(Data entries)
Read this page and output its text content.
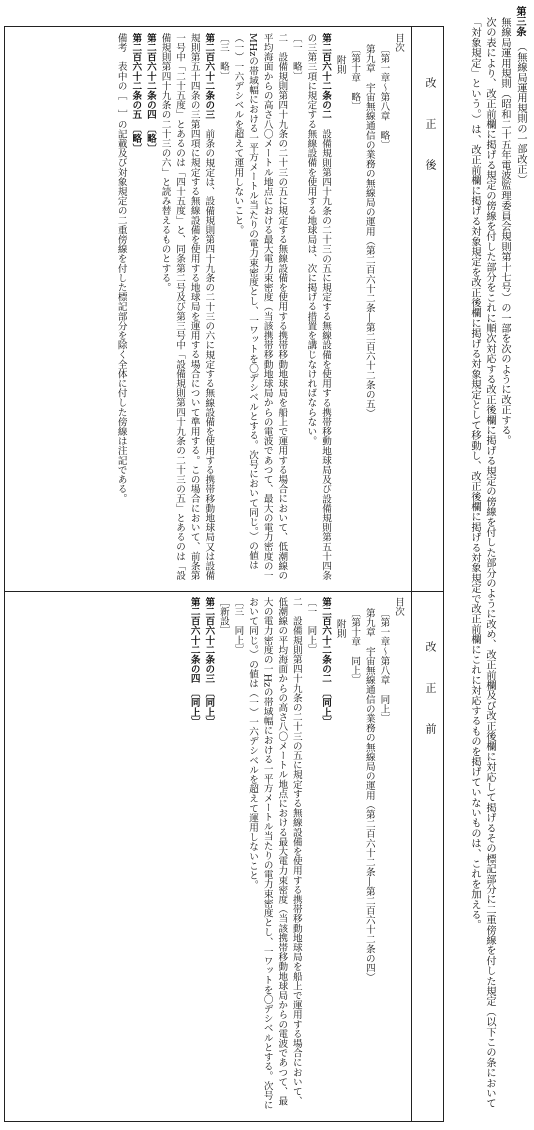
第三条　（無線局運用規則の一部改正）

無線局運用規則（昭和二十五年電波監理委員会規則第十七号）の一部を次のように改正する。

次の表により、改正前欄に掲げる規定の傍線を付した部分をこれに順次対応する改正後欄に掲げる規定の傍線を付した部分のように改め、改正前欄及び改正後欄に対応して掲げるその標記部分に二重傍線を付した規定（以下この条において「対象規定」という。）は、改正前欄に掲げる対象規定を改正後欄に掲げる対象規定として移動し、改正後欄に掲げる対象規定で改正前欄にこれに対応するものを掲げていないものは、これを加える。

改正後
改正前

目次

〔第一章～第八章　略〕

第九章　宇宙無線通信の業務の無線局の運用（第二百六十二条―第二百六十二条の五）

〔第十章　略〕

附則

第二百六十二条の二　設備規則第四十九条の二十三の五に規定する無線設備を使用する携帯移動地球局及び設備規則第五十四条の三第三項に規定する無線設備を使用する地球局は、次に掲げる措置を講じなければならない。

〔一　略〕

二　設備規則第四十九条の二十三の五に規定する無線設備を使用する携帯移動地球局を船上で運用する場合において、低潮線の平均海面からの高さ八〇メートル地点における最大電力束密度（当該携帯移動地球局からの電波であつて、最大の電力密度の一MHzの帯域幅における一平方メートル当たりの電力束密度とし、一ワットを〇デシベルとする。次号において同じ。）の値は（一）一六デシベルを超えて運用しないこと。

〔三　略〕

第二百六十二条の三　前条の規定は、設備規則第四十九条の二十三の六に規定する無線設備を使用する携帯移動地球局又は設備規則第五十四条の三第四項に規定する無線設備を使用する地球局を運用する場合について準用する。この場合において、前条第一号中「二十五度」とあるのは「四十五度」と、同条第二号及び第三号中「設備規則第四十九条の二十三の五」とあるのは「設備規則第四十九条の二十三の六」と読み替えるものとする。

第二百六十二条の四　〔略〕

第二百六十二条の五　〔略〕

備考　表中の［　］の記載及び対象規定の二重傍線を付した標記部分を除く全体に付した傍線は注記である。

目次

〔第一章～第八章　同上〕

第九章　宇宙無線通信の業務の無線局の運用（第二百六十二条―第二百六十二条の四）

〔第十章　同上〕

附則

第二百六十二条の二　〔同上〕

〔一　同上〕

二　設備規則第四十九条の二十三の五に規定する無線設備を使用する携帯移動地球局を船上で運用する場合において、低潮線の平均海面からの高さ八〇メートル地点における最大電力束密度（当該携帯移動地球局からの電波であつて、最大の電力密度の一Hzの帯域幅における一平方メートル当たりの電力束密度とし、一ワットを〇デシベルとする。次号において同じ。）の値は（一）一六デシベルを超えて運用しないこと。

〔三　同上〕

［新設］

第二百六十二条の三　〔同上〕

第二百六十二条の四　〔同上〕
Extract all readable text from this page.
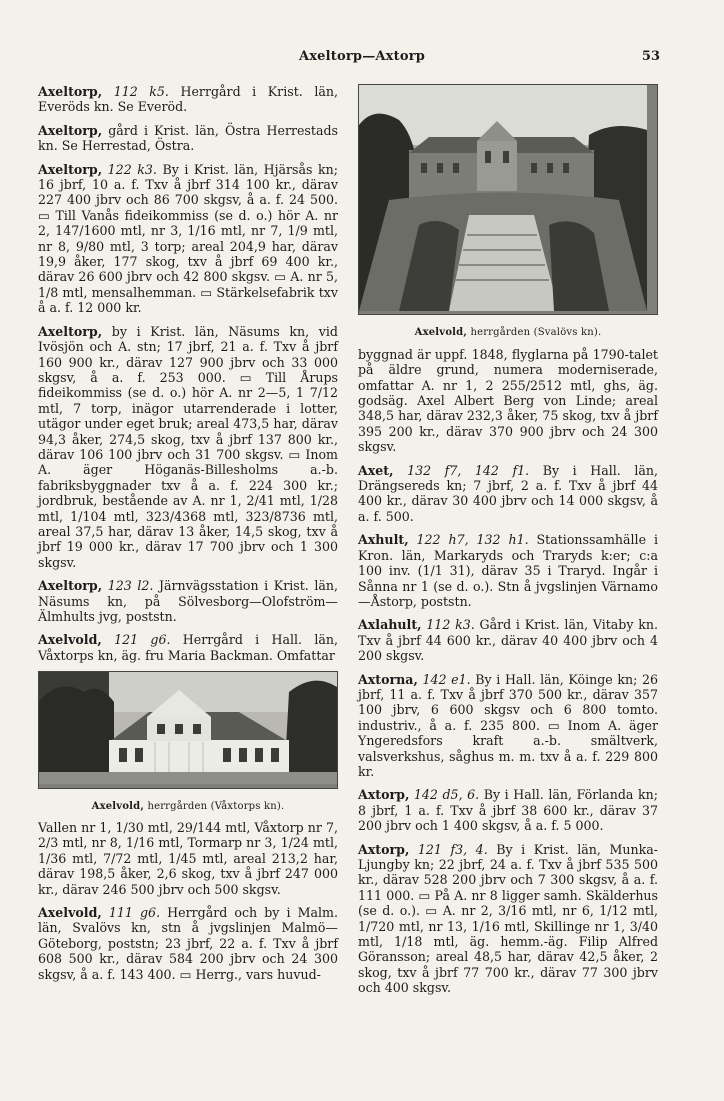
Axeltorp—Axtorp	53

Axeltorp, 112 k5. Herrgård i Krist. län, Everöds kn. Se Everöd.

Axeltorp, gård i Krist. län, Östra Herrestads kn. Se Herrestad, Östra.

Axeltorp, 122 k3. By i Krist. län, Hjärsås kn; 16 jbrf, 10 a. f. Txv å jbrf 314 100 kr., därav 227 400 jbrv och 86 700 skgsv, å a. f. 24 500. ▭ Till Vanås fideikommiss (se d. o.) hör A. nr 2, 147/1600 mtl, nr 3, 1/16 mtl, nr 7, 1/9 mtl, nr 8, 9/80 mtl, 3 torp; areal 204,9 har, därav 19,9 åker, 177 skog, txv å jbrf 69 400 kr., därav 26 600 jbrv och 42 800 skgsv. ▭ A. nr 5, 1/8 mtl, mensalhemman. ▭ Stärkelsefabrik txv å a. f. 12 000 kr.

Axeltorp, by i Krist. län, Näsums kn, vid Ivösjön och A. stn; 17 jbrf, 21 a. f. Txv å jbrf 160 900 kr., därav 127 900 jbrv och 33 000 skgsv, å a. f. 253 000. ▭ Till Årups fideikommiss (se d. o.) hör A. nr 2—5, 1 7/12 mtl, 7 torp, inägor utarrenderade i lotter, utägor under eget bruk; areal 473,5 har, därav 94,3 åker, 274,5 skog, txv å jbrf 137 800 kr., därav 106 100 jbrv och 31 700 skgsv. ▭ Inom A. äger Höganäs-Billesholms a.-b. fabriksbyggnader txv å a. f. 224 300 kr.; jordbruk, bestående av A. nr 1, 2/41 mtl, 1/28 mtl, 1/104 mtl, 323/4368 mtl, 323/8736 mtl, areal 37,5 har, därav 13 åker, 14,5 skog, txv å jbrf 19 000 kr., därav 17 700 jbrv och 1 300 skgsv.

Axeltorp, 123 l2. Järnvägsstation i Krist. län, Näsums kn, på Sölvesborg—Olofström—Älmhults jvg, poststn.

Axelvold, 121 g6. Herrgård i Hall. län, Våxtorps kn, äg. fru Maria Backman. Omfattar

Axelvold, herrgården (Våxtorps kn).

Vallen nr 1, 1/30 mtl, 29/144 mtl, Våxtorp nr 7, 2/3 mtl, nr 8, 1/16 mtl, Tormarp nr 3, 1/24 mtl, 1/36 mtl, 7/72 mtl, 1/45 mtl, areal 213,2 har, därav 198,5 åker, 2,6 skog, txv å jbrf 247 000 kr., därav 246 500 jbrv och 500 skgsv.

Axelvold, 111 g6. Herrgård och by i Malm. län, Svalövs kn, stn å jvgslinjen Malmö—Göteborg, poststn; 23 jbrf, 22 a. f. Txv å jbrf 608 500 kr., därav 584 200 jbrv och 24 300 skgsv, å a. f. 143 400. ▭ Herrg., vars huvud-

Axelvold, herrgården (Svalövs kn).

byggnad är uppf. 1848, flyglarna på 1790-talet på äldre grund, numera moderniserade, omfattar A. nr 1, 2 255/2512 mtl, ghs, äg. godsäg. Axel Albert Berg von Linde; areal 348,5 har, därav 232,3 åker, 75 skog, txv å jbrf 395 200 kr., därav 370 900 jbrv och 24 300 skgsv.

Axet, 132 f7, 142 f1. By i Hall. län, Drängsereds kn; 7 jbrf, 2 a. f. Txv å jbrf 44 400 kr., därav 30 400 jbrv och 14 000 skgsv, å a. f. 500.

Axhult, 122 h7, 132 h1. Stationssamhälle i Kron. län, Markaryds och Traryds k:er; c:a 100 inv. (1/1 31), därav 35 i Traryd. Ingår i Sånna nr 1 (se d. o.). Stn å jvgslinjen Värnamo—Åstorp, poststn.

Axlahult, 112 k3. Gård i Krist. län, Vitaby kn. Txv å jbrf 44 600 kr., därav 40 400 jbrv och 4 200 skgsv.

Axtorna, 142 e1. By i Hall. län, Köinge kn; 26 jbrf, 11 a. f. Txv å jbrf 370 500 kr., därav 357 100 jbrv, 6 600 skgsv och 6 800 tomto. industriv., å a. f. 235 800. ▭ Inom A. äger Yngeredsfors kraft a.-b. smältverk, valsverkshus, såghus m. m. txv å a. f. 229 800 kr.

Axtorp, 142 d5, 6. By i Hall. län, Förlanda kn; 8 jbrf, 1 a. f. Txv å jbrf 38 600 kr., därav 37 200 jbrv och 1 400 skgsv, å a. f. 5 000.

Axtorp, 121 f3, 4. By i Krist. län, Munka-Ljungby kn; 22 jbrf, 24 a. f. Txv å jbrf 535 500 kr., därav 528 200 jbrv och 7 300 skgsv, å a. f. 111 000. ▭ På A. nr 8 ligger samh. Skälderhus (se d. o.). ▭ A. nr 2, 3/16 mtl, nr 6, 1/12 mtl, 1/720 mtl, nr 13, 1/16 mtl, Skillinge nr 1, 3/40 mtl, 1/18 mtl, äg. hemm.-äg. Filip Alfred Göransson; areal 48,5 har, därav 42,5 åker, 2 skog, txv å jbrf 77 700 kr., därav 77 300 jbrv och 400 skgsv.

# Exercise instructions
Take every line from the data that contains the word "text".

# Result of this task
Read this page and output its text content.
Extract all readable text from this page.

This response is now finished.